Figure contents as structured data
>>>>

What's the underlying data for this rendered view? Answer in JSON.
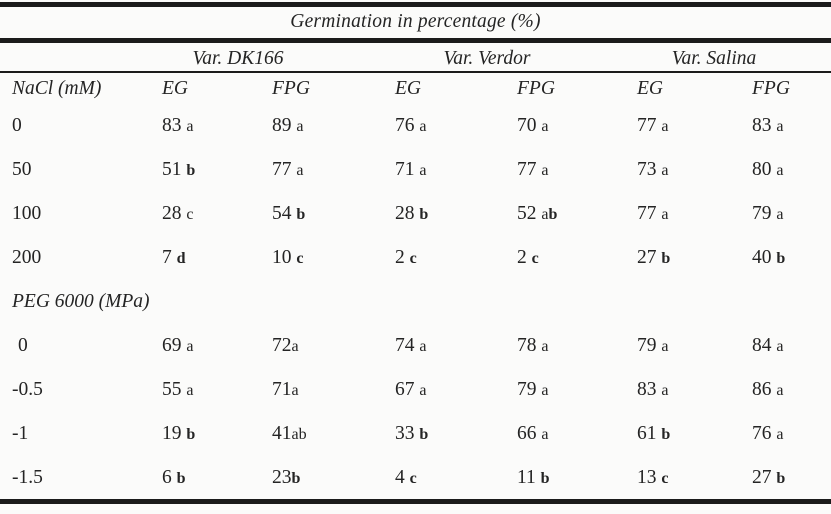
{
  "title": "Germination in percentage (%)",
  "groups": [
    {
      "label": "Var. DK166"
    },
    {
      "label": "Var. Verdor"
    },
    {
      "label": "Var. Salina"
    }
  ],
  "columns": {
    "row_header": "NaCl (mM)",
    "sub": [
      "EG",
      "FPG",
      "EG",
      "FPG",
      "EG",
      "FPG"
    ]
  },
  "sections": [
    {
      "header": null,
      "rows": [
        {
          "label": "0",
          "cells": [
            {
              "v": "83",
              "sp": true,
              "r": "a",
              "b": ""
            },
            {
              "v": "89",
              "sp": true,
              "r": "a",
              "b": ""
            },
            {
              "v": "76",
              "sp": true,
              "r": "a",
              "b": ""
            },
            {
              "v": "70",
              "sp": true,
              "r": "a",
              "b": ""
            },
            {
              "v": "77",
              "sp": true,
              "r": "a",
              "b": ""
            },
            {
              "v": "83",
              "sp": true,
              "r": "a",
              "b": ""
            }
          ]
        },
        {
          "label": "50",
          "cells": [
            {
              "v": "51",
              "sp": true,
              "r": "",
              "b": "b"
            },
            {
              "v": "77",
              "sp": true,
              "r": "a",
              "b": ""
            },
            {
              "v": "71",
              "sp": true,
              "r": "a",
              "b": ""
            },
            {
              "v": "77",
              "sp": true,
              "r": "a",
              "b": ""
            },
            {
              "v": "73",
              "sp": true,
              "r": "a",
              "b": ""
            },
            {
              "v": "80",
              "sp": true,
              "r": "a",
              "b": ""
            }
          ]
        },
        {
          "label": "100",
          "cells": [
            {
              "v": "28",
              "sp": true,
              "r": "c",
              "b": ""
            },
            {
              "v": "54",
              "sp": true,
              "r": "",
              "b": "b"
            },
            {
              "v": "28",
              "sp": true,
              "r": "",
              "b": "b"
            },
            {
              "v": "52",
              "sp": true,
              "r": "a",
              "b": "b"
            },
            {
              "v": "77",
              "sp": true,
              "r": "a",
              "b": ""
            },
            {
              "v": "79",
              "sp": true,
              "r": "a",
              "b": ""
            }
          ]
        },
        {
          "label": "200",
          "cells": [
            {
              "v": "7",
              "sp": true,
              "r": "",
              "b": "d"
            },
            {
              "v": "10",
              "sp": true,
              "r": "",
              "b": "c"
            },
            {
              "v": "2",
              "sp": true,
              "r": "",
              "b": "c"
            },
            {
              "v": "2",
              "sp": true,
              "r": "",
              "b": "c"
            },
            {
              "v": "27",
              "sp": true,
              "r": "",
              "b": "b"
            },
            {
              "v": "40",
              "sp": true,
              "r": "",
              "b": "b"
            }
          ]
        }
      ]
    },
    {
      "header": "PEG 6000 (MPa)",
      "rows": [
        {
          "label": "0",
          "indent": true,
          "cells": [
            {
              "v": "69",
              "sp": true,
              "r": "a",
              "b": ""
            },
            {
              "v": "72",
              "sp": false,
              "r": "a",
              "b": ""
            },
            {
              "v": "74",
              "sp": true,
              "r": "a",
              "b": ""
            },
            {
              "v": "78",
              "sp": true,
              "r": "a",
              "b": ""
            },
            {
              "v": "79",
              "sp": true,
              "r": "a",
              "b": ""
            },
            {
              "v": "84",
              "sp": true,
              "r": "a",
              "b": ""
            }
          ]
        },
        {
          "label": "-0.5",
          "cells": [
            {
              "v": "55",
              "sp": true,
              "r": "a",
              "b": ""
            },
            {
              "v": "71",
              "sp": false,
              "r": "a",
              "b": ""
            },
            {
              "v": "67",
              "sp": true,
              "r": "a",
              "b": ""
            },
            {
              "v": "79",
              "sp": true,
              "r": "a",
              "b": ""
            },
            {
              "v": "83",
              "sp": true,
              "r": "a",
              "b": ""
            },
            {
              "v": "86",
              "sp": true,
              "r": "a",
              "b": ""
            }
          ]
        },
        {
          "label": "-1",
          "cells": [
            {
              "v": "19",
              "sp": true,
              "r": "",
              "b": "b"
            },
            {
              "v": "41",
              "sp": false,
              "r": "ab",
              "b": ""
            },
            {
              "v": "33",
              "sp": true,
              "r": "",
              "b": "b"
            },
            {
              "v": "66",
              "sp": true,
              "r": "a",
              "b": ""
            },
            {
              "v": "61",
              "sp": true,
              "r": "",
              "b": "b"
            },
            {
              "v": "76",
              "sp": true,
              "r": "a",
              "b": ""
            }
          ]
        },
        {
          "label": "-1.5",
          "cells": [
            {
              "v": "6",
              "sp": true,
              "r": "",
              "b": "b"
            },
            {
              "v": "23",
              "sp": false,
              "r": "",
              "b": "b"
            },
            {
              "v": "4",
              "sp": true,
              "r": "",
              "b": "c"
            },
            {
              "v": "11",
              "sp": true,
              "r": "",
              "b": "b"
            },
            {
              "v": "13",
              "sp": true,
              "r": "",
              "b": "c"
            },
            {
              "v": "27",
              "sp": true,
              "r": "",
              "b": "b"
            }
          ]
        }
      ]
    }
  ],
  "colors": {
    "ink": "#242424",
    "rule": "#1b1b1b",
    "background": "#fbfbfa"
  }
}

<<<<

WRITTEN EXERCISE: Images in the records should not be copied. Repeat all the rest exactly.

OUTPUT BELOW:
What's the underlying data for this rendered view? Answer in JSON.
{
  "title": "Germination in percentage (%)",
  "groups": [
    {
      "label": "Var. DK166"
    },
    {
      "label": "Var. Verdor"
    },
    {
      "label": "Var. Salina"
    }
  ],
  "columns": {
    "row_header": "NaCl (mM)",
    "sub": [
      "EG",
      "FPG",
      "EG",
      "FPG",
      "EG",
      "FPG"
    ]
  },
  "sections": [
    {
      "header": null,
      "rows": [
        {
          "label": "0",
          "cells": [
            {
              "v": "83",
              "sp": true,
              "r": "a",
              "b": ""
            },
            {
              "v": "89",
              "sp": true,
              "r": "a",
              "b": ""
            },
            {
              "v": "76",
              "sp": true,
              "r": "a",
              "b": ""
            },
            {
              "v": "70",
              "sp": true,
              "r": "a",
              "b": ""
            },
            {
              "v": "77",
              "sp": true,
              "r": "a",
              "b": ""
            },
            {
              "v": "83",
              "sp": true,
              "r": "a",
              "b": ""
            }
          ]
        },
        {
          "label": "50",
          "cells": [
            {
              "v": "51",
              "sp": true,
              "r": "",
              "b": "b"
            },
            {
              "v": "77",
              "sp": true,
              "r": "a",
              "b": ""
            },
            {
              "v": "71",
              "sp": true,
              "r": "a",
              "b": ""
            },
            {
              "v": "77",
              "sp": true,
              "r": "a",
              "b": ""
            },
            {
              "v": "73",
              "sp": true,
              "r": "a",
              "b": ""
            },
            {
              "v": "80",
              "sp": true,
              "r": "a",
              "b": ""
            }
          ]
        },
        {
          "label": "100",
          "cells": [
            {
              "v": "28",
              "sp": true,
              "r": "c",
              "b": ""
            },
            {
              "v": "54",
              "sp": true,
              "r": "",
              "b": "b"
            },
            {
              "v": "28",
              "sp": true,
              "r": "",
              "b": "b"
            },
            {
              "v": "52",
              "sp": true,
              "r": "a",
              "b": "b"
            },
            {
              "v": "77",
              "sp": true,
              "r": "a",
              "b": ""
            },
            {
              "v": "79",
              "sp": true,
              "r": "a",
              "b": ""
            }
          ]
        },
        {
          "label": "200",
          "cells": [
            {
              "v": "7",
              "sp": true,
              "r": "",
              "b": "d"
            },
            {
              "v": "10",
              "sp": true,
              "r": "",
              "b": "c"
            },
            {
              "v": "2",
              "sp": true,
              "r": "",
              "b": "c"
            },
            {
              "v": "2",
              "sp": true,
              "r": "",
              "b": "c"
            },
            {
              "v": "27",
              "sp": true,
              "r": "",
              "b": "b"
            },
            {
              "v": "40",
              "sp": true,
              "r": "",
              "b": "b"
            }
          ]
        }
      ]
    },
    {
      "header": "PEG 6000 (MPa)",
      "rows": [
        {
          "label": "0",
          "indent": true,
          "cells": [
            {
              "v": "69",
              "sp": true,
              "r": "a",
              "b": ""
            },
            {
              "v": "72",
              "sp": false,
              "r": "a",
              "b": ""
            },
            {
              "v": "74",
              "sp": true,
              "r": "a",
              "b": ""
            },
            {
              "v": "78",
              "sp": true,
              "r": "a",
              "b": ""
            },
            {
              "v": "79",
              "sp": true,
              "r": "a",
              "b": ""
            },
            {
              "v": "84",
              "sp": true,
              "r": "a",
              "b": ""
            }
          ]
        },
        {
          "label": "-0.5",
          "cells": [
            {
              "v": "55",
              "sp": true,
              "r": "a",
              "b": ""
            },
            {
              "v": "71",
              "sp": false,
              "r": "a",
              "b": ""
            },
            {
              "v": "67",
              "sp": true,
              "r": "a",
              "b": ""
            },
            {
              "v": "79",
              "sp": true,
              "r": "a",
              "b": ""
            },
            {
              "v": "83",
              "sp": true,
              "r": "a",
              "b": ""
            },
            {
              "v": "86",
              "sp": true,
              "r": "a",
              "b": ""
            }
          ]
        },
        {
          "label": "-1",
          "cells": [
            {
              "v": "19",
              "sp": true,
              "r": "",
              "b": "b"
            },
            {
              "v": "41",
              "sp": false,
              "r": "ab",
              "b": ""
            },
            {
              "v": "33",
              "sp": true,
              "r": "",
              "b": "b"
            },
            {
              "v": "66",
              "sp": true,
              "r": "a",
              "b": ""
            },
            {
              "v": "61",
              "sp": true,
              "r": "",
              "b": "b"
            },
            {
              "v": "76",
              "sp": true,
              "r": "a",
              "b": ""
            }
          ]
        },
        {
          "label": "-1.5",
          "cells": [
            {
              "v": "6",
              "sp": true,
              "r": "",
              "b": "b"
            },
            {
              "v": "23",
              "sp": false,
              "r": "",
              "b": "b"
            },
            {
              "v": "4",
              "sp": true,
              "r": "",
              "b": "c"
            },
            {
              "v": "11",
              "sp": true,
              "r": "",
              "b": "b"
            },
            {
              "v": "13",
              "sp": true,
              "r": "",
              "b": "c"
            },
            {
              "v": "27",
              "sp": true,
              "r": "",
              "b": "b"
            }
          ]
        }
      ]
    }
  ],
  "colors": {
    "ink": "#242424",
    "rule": "#1b1b1b",
    "background": "#fbfbfa"
  }
}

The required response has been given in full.